Testo fornito>
↓
Restiamo ancora nella capitale della moda perché il catalogo propone un luogo singolare come il White Rabbit, dove i cocktail sono confezionati da barman e barwoman con il volto coperto dalla maschera di un coniglio.

Più recente degli altri, ha aperto i battenti nel 2018 in zona Isola, al locale si accede passando dalla porta di un armadio svelando la parola d'ordine cui si arriva risolvendo un indovinello. Una volta dentro ci si ritrova in una bisca clandestina newyorchese degli anni Trenta, con riviste e quadri dell'epoca inseriti in un arredo vintage che rimanda ai tempi dei boss di quartiere: non a caso i signature cocktail si ordinano scorrendo la ‘criminal list'.

Ci spostiamo a Torino perché qui sorge il Mad Dog Social Club, progetto nato all'interno del The Jerry Thomas Project di Roma (vedi sotto), dove il buon bere incontra la buona musica. Mentre sul palco si alternano swing, jazz e pianoforte, l'accesso è riservato a chi trova la risposta agli interrogativi rilasciati sul profilo Instagram del locale. Oltre all'ambiente, a colpire è anche il modo in cui li realizzano i cocktail, con gli ingredienti spillati dalle botti e dalle giare in vetro e in bellavista.

Amplia la scelta ma è meglio evitare di chiedere uno Spritz, che è il modo più sicuro per restare lontano dalle ambite fiches rosse o nere, che garantiscono l'ingresso singolo o in coppia e sono destinati ai clienti più affezionati.

Scendiamo da Torino verso i vicoli di Genova perché è doverosa una fermata al Malkovich, locale unico anche e non solo perché ubicato sotto una hamburgeria. Purtroppo si è persa l'abitudine dei primi anni, quando girava solo una chiave e bisognava guadagnarsi il posto affinché qualcuno te la infilasse in una tasca. Il tema dominante qui è il cinema, quindi chi non è avvezzo alla settima arte rischia di restare fuori o non godersi appieno il clima.
↑
Obiettivo a>
Elenca tutte le città che il testo sui cocktail bar nomina in modo esplicito.

Materiale di partenza>
↓
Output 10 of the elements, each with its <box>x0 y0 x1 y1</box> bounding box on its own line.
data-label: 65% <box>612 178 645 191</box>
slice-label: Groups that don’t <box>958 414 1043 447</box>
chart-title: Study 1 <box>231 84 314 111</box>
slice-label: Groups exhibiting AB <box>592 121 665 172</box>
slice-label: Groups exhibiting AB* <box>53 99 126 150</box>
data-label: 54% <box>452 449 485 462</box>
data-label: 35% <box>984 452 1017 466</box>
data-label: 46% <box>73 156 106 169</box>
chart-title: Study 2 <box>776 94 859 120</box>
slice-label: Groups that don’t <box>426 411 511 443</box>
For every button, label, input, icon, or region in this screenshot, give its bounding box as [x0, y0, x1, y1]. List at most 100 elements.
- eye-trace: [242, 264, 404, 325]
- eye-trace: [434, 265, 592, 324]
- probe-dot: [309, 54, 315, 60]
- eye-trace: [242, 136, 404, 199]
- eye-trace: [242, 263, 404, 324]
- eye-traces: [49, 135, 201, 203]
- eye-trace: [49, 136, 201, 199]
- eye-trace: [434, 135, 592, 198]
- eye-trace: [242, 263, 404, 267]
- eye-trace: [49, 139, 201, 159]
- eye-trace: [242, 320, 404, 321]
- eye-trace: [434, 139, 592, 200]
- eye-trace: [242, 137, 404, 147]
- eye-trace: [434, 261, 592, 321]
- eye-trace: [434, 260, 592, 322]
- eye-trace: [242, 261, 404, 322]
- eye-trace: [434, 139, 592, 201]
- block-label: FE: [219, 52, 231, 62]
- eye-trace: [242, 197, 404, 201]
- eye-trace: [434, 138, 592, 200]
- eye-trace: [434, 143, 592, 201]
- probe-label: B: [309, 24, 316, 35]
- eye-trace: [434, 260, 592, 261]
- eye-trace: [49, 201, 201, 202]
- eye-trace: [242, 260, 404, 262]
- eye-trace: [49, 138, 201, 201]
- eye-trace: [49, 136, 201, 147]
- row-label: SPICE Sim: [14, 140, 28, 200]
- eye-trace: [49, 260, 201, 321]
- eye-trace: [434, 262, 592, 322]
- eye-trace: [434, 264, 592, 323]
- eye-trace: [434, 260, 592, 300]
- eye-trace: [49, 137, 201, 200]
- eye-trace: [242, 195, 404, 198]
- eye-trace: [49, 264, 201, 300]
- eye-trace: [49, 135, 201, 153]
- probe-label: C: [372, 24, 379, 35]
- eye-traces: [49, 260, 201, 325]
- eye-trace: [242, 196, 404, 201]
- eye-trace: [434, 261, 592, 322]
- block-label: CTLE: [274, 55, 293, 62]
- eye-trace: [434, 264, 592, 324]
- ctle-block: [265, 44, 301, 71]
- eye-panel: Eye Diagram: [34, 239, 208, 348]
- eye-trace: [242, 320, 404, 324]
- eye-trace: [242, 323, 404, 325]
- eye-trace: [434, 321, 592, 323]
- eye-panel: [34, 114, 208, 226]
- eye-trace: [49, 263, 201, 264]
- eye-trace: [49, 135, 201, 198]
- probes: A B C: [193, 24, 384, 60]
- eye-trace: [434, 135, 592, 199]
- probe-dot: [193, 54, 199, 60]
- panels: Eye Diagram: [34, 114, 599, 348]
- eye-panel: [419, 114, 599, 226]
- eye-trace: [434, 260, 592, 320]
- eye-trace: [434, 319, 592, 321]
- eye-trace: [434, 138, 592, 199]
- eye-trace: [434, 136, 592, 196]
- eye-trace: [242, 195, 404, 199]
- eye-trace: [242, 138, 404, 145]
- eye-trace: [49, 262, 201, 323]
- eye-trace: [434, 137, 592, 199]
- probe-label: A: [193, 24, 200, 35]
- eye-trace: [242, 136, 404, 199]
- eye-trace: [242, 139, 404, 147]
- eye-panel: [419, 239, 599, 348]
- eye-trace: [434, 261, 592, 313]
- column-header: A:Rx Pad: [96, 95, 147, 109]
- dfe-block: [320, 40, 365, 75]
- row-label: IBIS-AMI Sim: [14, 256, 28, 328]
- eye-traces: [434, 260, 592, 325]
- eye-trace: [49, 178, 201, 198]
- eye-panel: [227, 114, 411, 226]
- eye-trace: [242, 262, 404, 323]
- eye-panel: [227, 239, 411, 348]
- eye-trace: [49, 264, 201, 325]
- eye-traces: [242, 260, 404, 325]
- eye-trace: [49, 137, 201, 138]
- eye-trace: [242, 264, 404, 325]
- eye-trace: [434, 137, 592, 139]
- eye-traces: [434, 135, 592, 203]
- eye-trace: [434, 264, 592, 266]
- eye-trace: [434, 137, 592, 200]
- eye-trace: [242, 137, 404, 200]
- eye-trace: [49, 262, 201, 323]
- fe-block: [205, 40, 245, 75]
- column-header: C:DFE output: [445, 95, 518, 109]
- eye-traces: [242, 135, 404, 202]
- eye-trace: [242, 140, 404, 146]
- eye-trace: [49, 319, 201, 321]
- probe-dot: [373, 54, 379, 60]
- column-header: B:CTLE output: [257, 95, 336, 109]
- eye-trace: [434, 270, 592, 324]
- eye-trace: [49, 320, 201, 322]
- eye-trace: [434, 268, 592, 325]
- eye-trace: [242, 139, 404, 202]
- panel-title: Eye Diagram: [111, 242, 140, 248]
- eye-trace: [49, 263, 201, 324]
↑
Obiettivo b>
Nell'elenco, riscrivi le righe dalla prima fino a quella con "slice-label: Groups exhibiting AB*" compresa, rinominando "data-label" in "value-label" e lasciando tutto il resto uguale.

Risposta corretta a>
Torino, Roma, Genova

Risposta corretta b>
Output 10 of the elements, each with its <box>x0 y0 x1 y1</box> bounding box on its own line.
value-label: 65% <box>612 178 645 191</box>
slice-label: Groups that don’t <box>958 414 1043 447</box>
chart-title: Study 1 <box>231 84 314 111</box>
slice-label: Groups exhibiting AB <box>592 121 665 172</box>
slice-label: Groups exhibiting AB* <box>53 99 126 150</box>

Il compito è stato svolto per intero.